◆ **Problem details**:
Print each of the entries exactly, leaving nothing out.

[BEGIN Dataset]

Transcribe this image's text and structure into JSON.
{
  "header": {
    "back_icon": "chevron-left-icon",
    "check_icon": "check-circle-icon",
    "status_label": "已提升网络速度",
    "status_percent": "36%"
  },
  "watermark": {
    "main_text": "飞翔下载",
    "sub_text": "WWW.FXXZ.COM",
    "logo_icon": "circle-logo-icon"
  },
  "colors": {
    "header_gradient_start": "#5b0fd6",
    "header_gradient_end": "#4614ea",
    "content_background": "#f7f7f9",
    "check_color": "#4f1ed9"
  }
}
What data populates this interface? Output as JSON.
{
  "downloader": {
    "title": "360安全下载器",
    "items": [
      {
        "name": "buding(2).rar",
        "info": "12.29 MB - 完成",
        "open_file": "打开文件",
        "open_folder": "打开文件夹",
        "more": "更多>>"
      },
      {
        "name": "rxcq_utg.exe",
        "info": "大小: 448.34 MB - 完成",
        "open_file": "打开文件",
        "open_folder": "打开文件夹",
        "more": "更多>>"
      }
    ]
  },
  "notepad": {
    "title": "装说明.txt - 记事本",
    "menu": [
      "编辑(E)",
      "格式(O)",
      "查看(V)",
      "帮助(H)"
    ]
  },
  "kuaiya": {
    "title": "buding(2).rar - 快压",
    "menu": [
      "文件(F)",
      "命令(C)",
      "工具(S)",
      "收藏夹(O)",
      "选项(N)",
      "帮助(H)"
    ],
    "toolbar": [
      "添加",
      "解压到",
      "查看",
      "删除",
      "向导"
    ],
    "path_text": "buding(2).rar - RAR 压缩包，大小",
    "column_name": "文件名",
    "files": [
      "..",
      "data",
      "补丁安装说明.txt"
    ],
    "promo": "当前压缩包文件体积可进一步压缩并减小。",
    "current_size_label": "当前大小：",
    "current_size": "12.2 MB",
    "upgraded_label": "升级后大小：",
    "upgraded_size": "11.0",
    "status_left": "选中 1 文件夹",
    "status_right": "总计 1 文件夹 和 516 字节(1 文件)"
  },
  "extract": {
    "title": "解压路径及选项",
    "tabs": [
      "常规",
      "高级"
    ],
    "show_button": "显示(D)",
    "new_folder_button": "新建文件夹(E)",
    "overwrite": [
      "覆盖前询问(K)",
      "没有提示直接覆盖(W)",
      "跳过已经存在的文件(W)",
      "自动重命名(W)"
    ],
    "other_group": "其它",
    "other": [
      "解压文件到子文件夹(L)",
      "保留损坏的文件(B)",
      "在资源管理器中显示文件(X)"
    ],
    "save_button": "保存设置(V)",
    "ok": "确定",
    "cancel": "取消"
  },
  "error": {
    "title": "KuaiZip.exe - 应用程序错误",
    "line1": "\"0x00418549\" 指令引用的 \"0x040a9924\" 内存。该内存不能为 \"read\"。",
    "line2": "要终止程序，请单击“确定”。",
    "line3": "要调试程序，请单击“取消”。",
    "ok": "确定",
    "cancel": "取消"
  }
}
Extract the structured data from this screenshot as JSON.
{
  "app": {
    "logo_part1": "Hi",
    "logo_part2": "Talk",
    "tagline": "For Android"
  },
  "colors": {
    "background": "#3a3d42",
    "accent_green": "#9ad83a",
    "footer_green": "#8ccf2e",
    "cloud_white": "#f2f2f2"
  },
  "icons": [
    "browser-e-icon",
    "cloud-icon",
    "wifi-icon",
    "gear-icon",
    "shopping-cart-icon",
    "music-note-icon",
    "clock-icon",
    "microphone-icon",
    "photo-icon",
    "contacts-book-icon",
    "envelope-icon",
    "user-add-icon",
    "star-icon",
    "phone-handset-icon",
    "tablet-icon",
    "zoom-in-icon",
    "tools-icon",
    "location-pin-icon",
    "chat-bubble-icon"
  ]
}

[END Dataset]

◆ **Solved exercise**:
Transcribe this image's text and structure into JSON.
{
  "header": {
    "back_icon": "chevron-left-icon",
    "check_icon": "check-circle-icon",
    "status_label": "已提升网络速度",
    "status_percent": "36%"
  },
  "watermark": {
    "main_text": "飞翔下载",
    "sub_text": "WWW.FXXZ.COM",
    "logo_icon": "circle-logo-icon"
  },
  "colors": {
    "header_gradient_start": "#5b0fd6",
    "header_gradient_end": "#4614ea",
    "content_background": "#f7f7f9",
    "check_color": "#4f1ed9"
  }
}
What data populates this interface? Output as JSON.
{
  "downloader": {
    "title": "360安全下载器",
    "items": [
      {
        "name": "buding(2).rar",
        "info": "12.29 MB - 完成",
        "open_file": "打开文件",
        "open_folder": "打开文件夹",
        "more": "更多>>"
      },
      {
        "name": "rxcq_utg.exe",
        "info": "大小: 448.34 MB - 完成",
        "open_file": "打开文件",
        "open_folder": "打开文件夹",
        "more": "更多>>"
      }
    ]
  },
  "notepad": {
    "title": "装说明.txt - 记事本",
    "menu": [
      "编辑(E)",
      "格式(O)",
      "查看(V)",
      "帮助(H)"
    ]
  },
  "kuaiya": {
    "title": "buding(2).rar - 快压",
    "menu": [
      "文件(F)",
      "命令(C)",
      "工具(S)",
      "收藏夹(O)",
      "选项(N)",
      "帮助(H)"
    ],
    "toolbar": [
      "添加",
      "解压到",
      "查看",
      "删除",
      "向导"
    ],
    "path_text": "buding(2).rar - RAR 压缩包，大小",
    "column_name": "文件名",
    "files": [
      "..",
      "data",
      "补丁安装说明.txt"
    ],
    "promo": "当前压缩包文件体积可进一步压缩并减小。",
    "current_size_label": "当前大小：",
    "current_size": "12.2 MB",
    "upgraded_label": "升级后大小：",
    "upgraded_size": "11.0",
    "status_left": "选中 1 文件夹",
    "status_right": "总计 1 文件夹 和 516 字节(1 文件)"
  },
  "extract": {
    "title": "解压路径及选项",
    "tabs": [
      "常规",
      "高级"
    ],
    "show_button": "显示(D)",
    "new_folder_button": "新建文件夹(E)",
    "overwrite": [
      "覆盖前询问(K)",
      "没有提示直接覆盖(W)",
      "跳过已经存在的文件(W)",
      "自动重命名(W)"
    ],
    "other_group": "其它",
    "other": [
      "解压文件到子文件夹(L)",
      "保留损坏的文件(B)",
      "在资源管理器中显示文件(X)"
    ],
    "save_button": "保存设置(V)",
    "ok": "确定",
    "cancel": "取消"
  },
  "error": {
    "title": "KuaiZip.exe - 应用程序错误",
    "line1": "\"0x00418549\" 指令引用的 \"0x040a9924\" 内存。该内存不能为 \"read\"。",
    "line2": "要终止程序，请单击“确定”。",
    "line3": "要调试程序，请单击“取消”。",
    "ok": "确定",
    "cancel": "取消"
  }
}
Extract the structured data from this screenshot as JSON.
{
  "app": {
    "logo_part1": "Hi",
    "logo_part2": "Talk",
    "tagline": "For Android"
  },
  "colors": {
    "background": "#3a3d42",
    "accent_green": "#9ad83a",
    "footer_green": "#8ccf2e",
    "cloud_white": "#f2f2f2"
  },
  "icons": [
    "browser-e-icon",
    "cloud-icon",
    "wifi-icon",
    "gear-icon",
    "shopping-cart-icon",
    "music-note-icon",
    "clock-icon",
    "microphone-icon",
    "photo-icon",
    "contacts-book-icon",
    "envelope-icon",
    "user-add-icon",
    "star-icon",
    "phone-handset-icon",
    "tablet-icon",
    "zoom-in-icon",
    "tools-icon",
    "location-pin-icon",
    "chat-bubble-icon"
  ]
}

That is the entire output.